WHAT IS BEING ASKED — Copy out the material below in full, but not its images.

DATA FOR THE TASK —
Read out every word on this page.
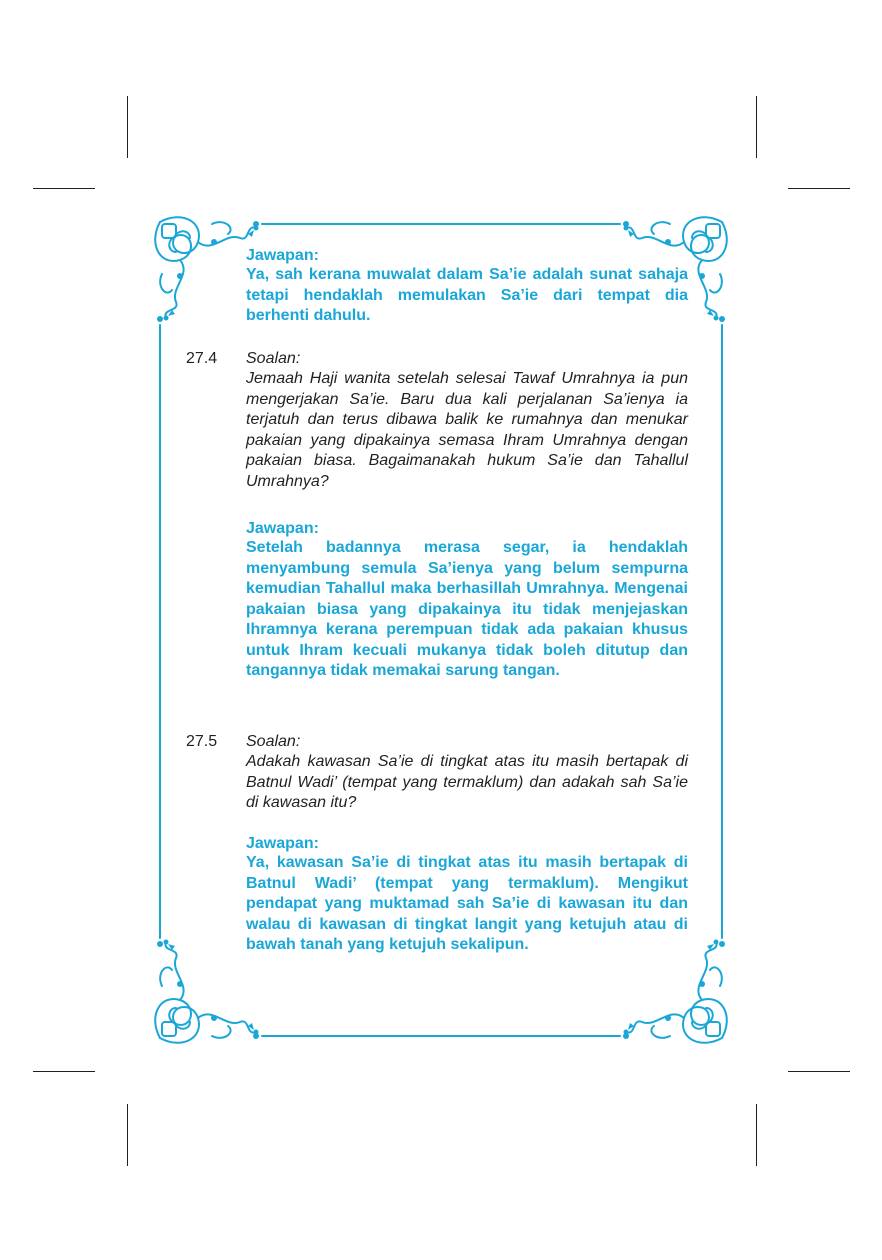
Jawapan:
Ya, sah kerana muwalat dalam Sa’ie adalah sunat sahaja tetapi hendaklah memulakan Sa’ie dari tempat dia berhenti dahulu.
27.4 Soalan:
Jemaah Haji wanita setelah selesai Tawaf Umrahnya ia pun mengerjakan Sa’ie. Baru dua kali perjalanan Sa’ienya ia terjatuh dan terus dibawa balik ke rumahnya dan menukar pakaian yang dipakainya semasa Ihram Umrahnya dengan pakaian biasa. Bagaimanakah hukum Sa’ie dan Tahallul Umrahnya?
Jawapan:
Setelah badannya merasa segar, ia hendaklah menyambung semula Sa’ienya yang belum sempurna kemudian Tahallul maka berhasillah Umrahnya. Mengenai pakaian biasa yang dipakainya itu tidak menjejaskan Ihramnya kerana perempuan tidak ada pakaian khusus untuk Ihram kecuali mukanya tidak boleh ditutup dan tangannya tidak memakai sarung tangan.
27.5 Soalan:
Adakah kawasan Sa’ie di tingkat atas itu masih bertapak di Batnul Wadi’ (tempat yang termaklum) dan adakah sah Sa’ie di kawasan itu?
Jawapan:
Ya, kawasan Sa’ie di tingkat atas itu masih bertapak di Batnul Wadi’ (tempat yang termaklum). Mengikut pendapat yang muktamad sah Sa’ie di kawasan itu dan walau di kawasan di tingkat langit yang ketujuh atau di bawah tanah yang ketujuh sekalipun.
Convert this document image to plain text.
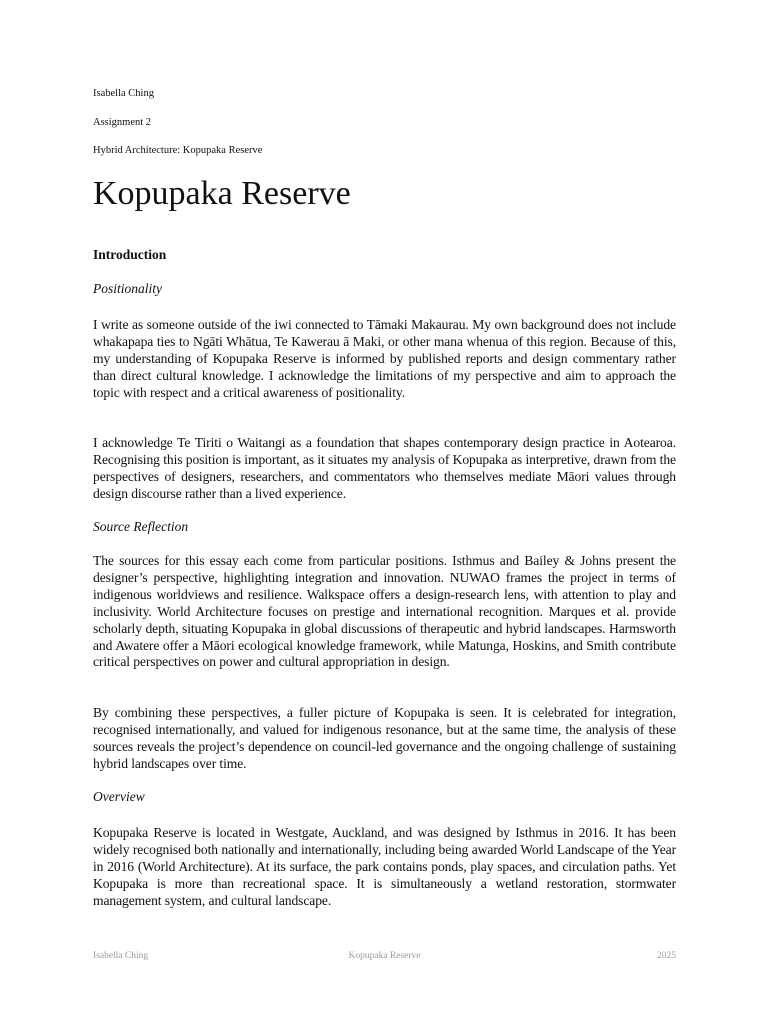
Isabella Ching
Assignment 2
Hybrid Architecture: Kopupaka Reserve
Kopupaka Reserve
Introduction
Positionality

I write as someone outside of the iwi connected to Tāmaki Makaurau. My own background does not include whakapapa ties to Ngāti Whātua, Te Kawerau ā Maki, or other mana whenua of this region. Because of this, my understanding of Kopupaka Reserve is informed by published reports and design commentary rather than direct cultural knowledge. I acknowledge the limitations of my perspective and aim to approach the topic with respect and a critical awareness of positionality.

I acknowledge Te Tiriti o Waitangi as a foundation that shapes contemporary design practice in Aotearoa. Recognising this position is important, as it situates my analysis of Kopupaka as interpretive, drawn from the perspectives of designers, researchers, and commentators who themselves mediate Māori values through design discourse rather than a lived experience.

Source Reflection

The sources for this essay each come from particular positions. Isthmus and Bailey & Johns present the designer’s perspective, highlighting integration and innovation. NUWAO frames the project in terms of indigenous worldviews and resilience. Walkspace offers a design-research lens, with attention to play and inclusivity. World Architecture focuses on prestige and international recognition. Marques et al. provide scholarly depth, situating Kopupaka in global discussions of therapeutic and hybrid landscapes. Harmsworth and Awatere offer a Māori ecological knowledge framework, while Matunga, Hoskins, and Smith contribute critical perspectives on power and cultural appropriation in design.

By combining these perspectives, a fuller picture of Kopupaka is seen. It is celebrated for integration, recognised internationally, and valued for indigenous resonance, but at the same time, the analysis of these sources reveals the project’s dependence on council-led governance and the ongoing challenge of sustaining hybrid landscapes over time.

Overview

Kopupaka Reserve is located in Westgate, Auckland, and was designed by Isthmus in 2016. It has been widely recognised both nationally and internationally, including being awarded World Landscape of the Year in 2016 (World Architecture). At its surface, the park contains ponds, play spaces, and circulation paths. Yet Kopupaka is more than recreational space. It is simultaneously a wetland restoration, stormwater management system, and cultural landscape.

Isabella Ching	Kopupaka Reserve	2025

TASK SOLUTION —
Read out every word on this page.
Jawapan:
Ya, sah kerana muwalat dalam Sa’ie adalah sunat sahaja tetapi hendaklah memulakan Sa’ie dari tempat dia berhenti dahulu.
27.4 Soalan:
Jemaah Haji wanita setelah selesai Tawaf Umrahnya ia pun mengerjakan Sa’ie. Baru dua kali perjalanan Sa’ienya ia terjatuh dan terus dibawa balik ke rumahnya dan menukar pakaian yang dipakainya semasa Ihram Umrahnya dengan pakaian biasa. Bagaimanakah hukum Sa’ie dan Tahallul Umrahnya?
Jawapan:
Setelah badannya merasa segar, ia hendaklah menyambung semula Sa’ienya yang belum sempurna kemudian Tahallul maka berhasillah Umrahnya. Mengenai pakaian biasa yang dipakainya itu tidak menjejaskan Ihramnya kerana perempuan tidak ada pakaian khusus untuk Ihram kecuali mukanya tidak boleh ditutup dan tangannya tidak memakai sarung tangan.
27.5 Soalan:
Adakah kawasan Sa’ie di tingkat atas itu masih bertapak di Batnul Wadi’ (tempat yang termaklum) dan adakah sah Sa’ie di kawasan itu?
Jawapan:
Ya, kawasan Sa’ie di tingkat atas itu masih bertapak di Batnul Wadi’ (tempat yang termaklum). Mengikut pendapat yang muktamad sah Sa’ie di kawasan itu dan walau di kawasan di tingkat langit yang ketujuh atau di bawah tanah yang ketujuh sekalipun.
Convert this document image to plain text.
Isabella Ching
Assignment 2
Hybrid Architecture: Kopupaka Reserve
Kopupaka Reserve
Introduction
Positionality

I write as someone outside of the iwi connected to Tāmaki Makaurau. My own background does not include whakapapa ties to Ngāti Whātua, Te Kawerau ā Maki, or other mana whenua of this region. Because of this, my understanding of Kopupaka Reserve is informed by published reports and design commentary rather than direct cultural knowledge. I acknowledge the limitations of my perspective and aim to approach the topic with respect and a critical awareness of positionality.

I acknowledge Te Tiriti o Waitangi as a foundation that shapes contemporary design practice in Aotearoa. Recognising this position is important, as it situates my analysis of Kopupaka as interpretive, drawn from the perspectives of designers, researchers, and commentators who themselves mediate Māori values through design discourse rather than a lived experience.

Source Reflection

The sources for this essay each come from particular positions. Isthmus and Bailey & Johns present the designer’s perspective, highlighting integration and innovation. NUWAO frames the project in terms of indigenous worldviews and resilience. Walkspace offers a design-research lens, with attention to play and inclusivity. World Architecture focuses on prestige and international recognition. Marques et al. provide scholarly depth, situating Kopupaka in global discussions of therapeutic and hybrid landscapes. Harmsworth and Awatere offer a Māori ecological knowledge framework, while Matunga, Hoskins, and Smith contribute critical perspectives on power and cultural appropriation in design.

By combining these perspectives, a fuller picture of Kopupaka is seen. It is celebrated for integration, recognised internationally, and valued for indigenous resonance, but at the same time, the analysis of these sources reveals the project’s dependence on council-led governance and the ongoing challenge of sustaining hybrid landscapes over time.

Overview

Kopupaka Reserve is located in Westgate, Auckland, and was designed by Isthmus in 2016. It has been widely recognised both nationally and internationally, including being awarded World Landscape of the Year in 2016 (World Architecture). At its surface, the park contains ponds, play spaces, and circulation paths. Yet Kopupaka is more than recreational space. It is simultaneously a wetland restoration, stormwater management system, and cultural landscape.

Isabella Ching	Kopupaka Reserve	2025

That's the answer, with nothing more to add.